## BEGIN Records for this task

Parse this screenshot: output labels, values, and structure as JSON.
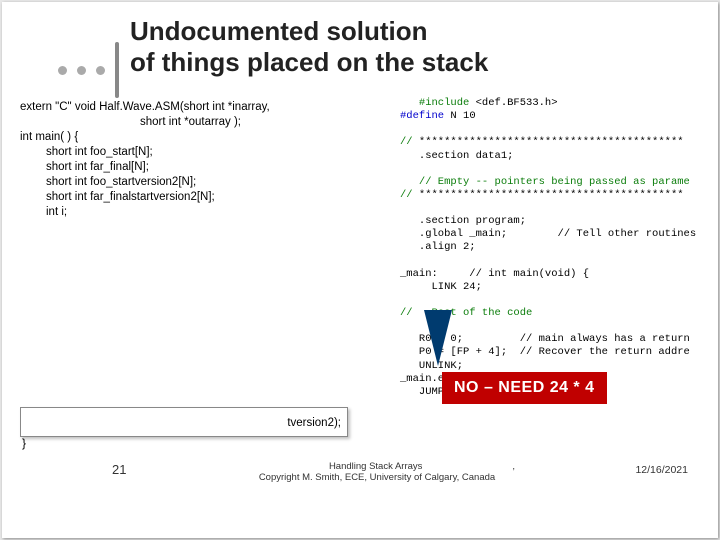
{
  "title": {
    "line1": "Undocumented solution",
    "line2": "of things placed on the stack"
  },
  "left": {
    "l1": "extern \"C\" void Half.Wave.ASM(short int *inarray,",
    "l2": "short int *outarray );",
    "l3": "int main( ) {",
    "l4": "short int foo_start[N];",
    "l5": "short int far_final[N];",
    "l6": "short int foo_startversion2[N];",
    "l7": "short int far_finalstartversion2[N];",
    "l8": "int i;",
    "tail": "tversion2);",
    "brace": "}"
  },
  "right": {
    "r1a": "   #include ",
    "r1b": "<def.BF533.h>",
    "r2a": "#define",
    "r2b": " N 10",
    "r3a": "// ",
    "r3b": "******************************************",
    "r4": "   .section data1;",
    "r5": "   // Empty -- pointers being passed as parame",
    "r6a": "// ",
    "r6b": "******************************************",
    "r7": "   .section program;",
    "r8": "   .global _main;        // Tell other routines",
    "r9": "   .align 2;",
    "r10": "_main:     // int main(void) {",
    "r11": "     LINK 24;",
    "r12": "//   Rest of the code",
    "r13": "   R0 = 0;         // main always has a return",
    "r14": "   P0 = [FP + 4];  // Recover the return addre",
    "r15": "   UNLINK;",
    "r16": "_main.end:",
    "r17": "   JUMP (P0);      // }    main"
  },
  "no_box": "NO – NEED 24 * 4",
  "footer": {
    "num": "21",
    "center_l1": "Handling Stack Arrays",
    "center_l2": "Copyright M. Smith, ECE, University of Calgary, Canada",
    "marker": ",",
    "date": "12/16/2021"
  }
}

## END Records for this task

◆ **What you will do**: Reproduce each line holding the word "void".

◆ **Problem solution**:
    "l1": "extern \"C\" void Half.Wave.ASM(short int *inarray,",
    "r10": "_main:     // int main(void) {",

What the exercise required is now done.